[Start of RECORDED INFORMATION]
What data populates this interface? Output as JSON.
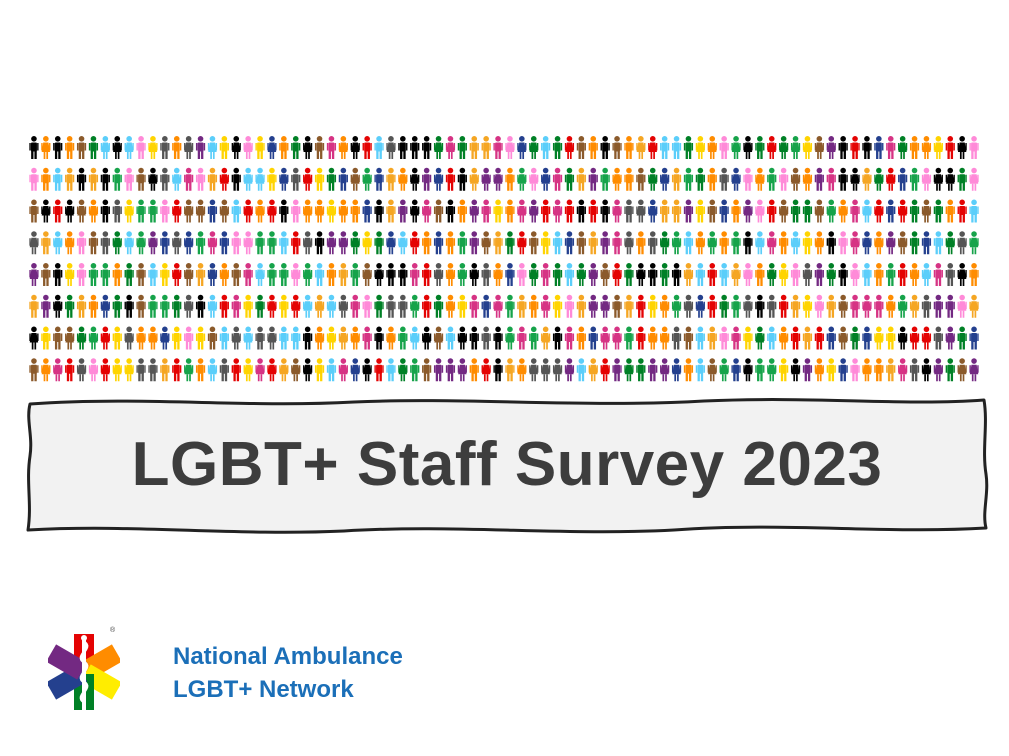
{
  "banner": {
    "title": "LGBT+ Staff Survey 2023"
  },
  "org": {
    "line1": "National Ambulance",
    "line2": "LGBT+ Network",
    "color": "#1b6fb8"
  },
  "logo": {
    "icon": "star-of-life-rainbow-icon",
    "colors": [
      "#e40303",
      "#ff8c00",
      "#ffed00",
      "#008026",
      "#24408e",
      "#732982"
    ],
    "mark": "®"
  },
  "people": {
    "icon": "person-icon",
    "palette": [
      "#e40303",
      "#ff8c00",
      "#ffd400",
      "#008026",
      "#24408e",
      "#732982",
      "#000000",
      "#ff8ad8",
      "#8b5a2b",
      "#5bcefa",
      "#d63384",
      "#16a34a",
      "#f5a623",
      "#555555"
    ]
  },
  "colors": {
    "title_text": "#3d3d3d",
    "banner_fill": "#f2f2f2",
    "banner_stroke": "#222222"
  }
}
[End of RECORDED INFORMATION]
[Start of RECORDED INFORMATION]
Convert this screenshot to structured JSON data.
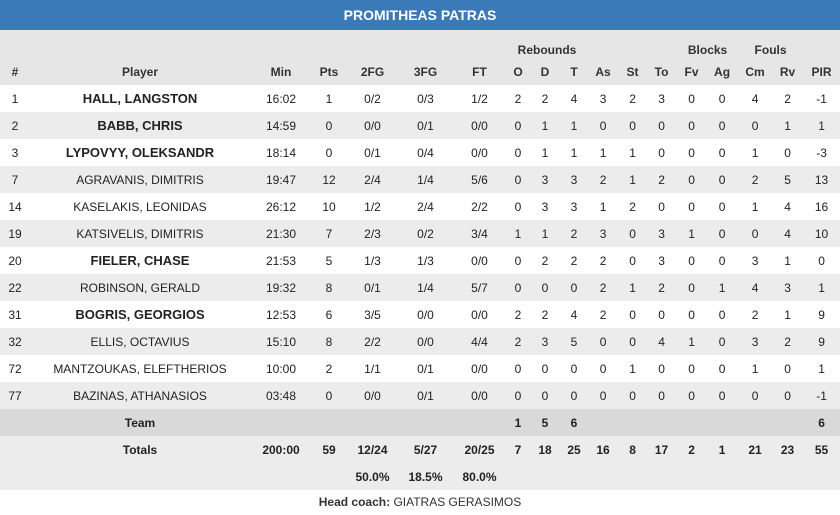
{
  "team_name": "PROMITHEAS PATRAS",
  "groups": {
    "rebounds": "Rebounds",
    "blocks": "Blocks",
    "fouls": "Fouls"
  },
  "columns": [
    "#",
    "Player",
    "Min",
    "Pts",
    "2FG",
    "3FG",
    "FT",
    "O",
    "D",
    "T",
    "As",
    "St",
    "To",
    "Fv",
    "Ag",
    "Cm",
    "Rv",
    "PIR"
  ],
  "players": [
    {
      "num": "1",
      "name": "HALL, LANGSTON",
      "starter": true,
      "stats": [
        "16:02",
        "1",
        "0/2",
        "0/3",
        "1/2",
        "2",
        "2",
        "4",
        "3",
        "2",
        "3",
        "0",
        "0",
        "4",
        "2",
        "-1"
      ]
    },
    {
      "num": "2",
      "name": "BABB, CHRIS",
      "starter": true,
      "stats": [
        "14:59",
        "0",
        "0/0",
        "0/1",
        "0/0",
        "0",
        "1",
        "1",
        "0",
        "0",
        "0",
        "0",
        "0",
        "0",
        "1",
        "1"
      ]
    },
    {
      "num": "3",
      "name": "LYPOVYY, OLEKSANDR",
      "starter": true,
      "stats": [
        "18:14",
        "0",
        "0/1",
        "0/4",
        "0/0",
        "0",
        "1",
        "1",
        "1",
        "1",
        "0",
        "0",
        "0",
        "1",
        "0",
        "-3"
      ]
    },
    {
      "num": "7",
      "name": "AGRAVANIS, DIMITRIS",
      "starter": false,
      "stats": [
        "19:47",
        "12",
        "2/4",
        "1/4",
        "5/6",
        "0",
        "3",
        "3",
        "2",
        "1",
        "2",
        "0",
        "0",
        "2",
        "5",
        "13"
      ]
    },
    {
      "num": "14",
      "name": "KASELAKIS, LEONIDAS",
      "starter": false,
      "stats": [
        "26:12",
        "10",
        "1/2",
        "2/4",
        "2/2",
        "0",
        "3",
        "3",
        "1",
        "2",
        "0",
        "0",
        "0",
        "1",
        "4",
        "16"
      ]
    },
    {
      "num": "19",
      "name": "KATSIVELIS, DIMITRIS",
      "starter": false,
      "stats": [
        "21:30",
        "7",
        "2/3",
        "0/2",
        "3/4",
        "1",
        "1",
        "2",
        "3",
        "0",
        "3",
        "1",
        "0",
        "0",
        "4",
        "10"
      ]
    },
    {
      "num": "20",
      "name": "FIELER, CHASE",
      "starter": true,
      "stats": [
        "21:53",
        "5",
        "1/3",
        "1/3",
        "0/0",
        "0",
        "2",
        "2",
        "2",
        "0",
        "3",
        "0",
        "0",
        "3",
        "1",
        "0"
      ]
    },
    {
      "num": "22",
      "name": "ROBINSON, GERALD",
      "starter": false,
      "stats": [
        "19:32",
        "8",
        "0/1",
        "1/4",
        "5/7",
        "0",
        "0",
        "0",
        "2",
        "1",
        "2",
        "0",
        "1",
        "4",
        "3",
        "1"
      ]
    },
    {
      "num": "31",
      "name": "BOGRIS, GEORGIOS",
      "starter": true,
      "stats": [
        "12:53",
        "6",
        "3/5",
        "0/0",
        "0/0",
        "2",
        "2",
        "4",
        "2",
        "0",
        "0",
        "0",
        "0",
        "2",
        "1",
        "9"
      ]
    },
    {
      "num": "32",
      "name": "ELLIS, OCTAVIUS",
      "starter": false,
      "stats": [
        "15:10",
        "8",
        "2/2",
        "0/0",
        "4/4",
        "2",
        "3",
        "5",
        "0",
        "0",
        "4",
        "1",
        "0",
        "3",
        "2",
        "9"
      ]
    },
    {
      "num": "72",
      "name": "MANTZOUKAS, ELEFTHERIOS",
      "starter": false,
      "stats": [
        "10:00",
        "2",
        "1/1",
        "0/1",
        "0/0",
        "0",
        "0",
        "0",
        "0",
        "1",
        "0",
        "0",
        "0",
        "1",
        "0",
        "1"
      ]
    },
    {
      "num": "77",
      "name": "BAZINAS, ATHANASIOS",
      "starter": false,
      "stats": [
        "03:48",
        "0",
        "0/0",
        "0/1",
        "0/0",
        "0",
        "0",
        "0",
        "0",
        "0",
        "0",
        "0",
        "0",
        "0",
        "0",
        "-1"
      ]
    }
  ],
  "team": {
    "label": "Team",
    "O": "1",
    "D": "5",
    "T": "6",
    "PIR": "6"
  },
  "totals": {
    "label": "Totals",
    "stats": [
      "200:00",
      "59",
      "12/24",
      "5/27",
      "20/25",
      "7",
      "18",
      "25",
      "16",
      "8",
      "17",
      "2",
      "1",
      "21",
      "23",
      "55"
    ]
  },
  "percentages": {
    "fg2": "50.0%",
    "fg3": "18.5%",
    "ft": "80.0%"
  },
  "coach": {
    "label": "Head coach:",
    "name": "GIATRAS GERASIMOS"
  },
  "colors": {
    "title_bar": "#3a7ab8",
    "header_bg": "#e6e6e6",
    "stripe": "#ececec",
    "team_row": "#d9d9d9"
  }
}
[End of RECORDED INFORMATION]
▶ _PROBLEM DESCRIPTION_
How many of the lines above include the string "JSON"? Answer with the number only.

▶ _RESPONSE TO THE EXERCISE_
2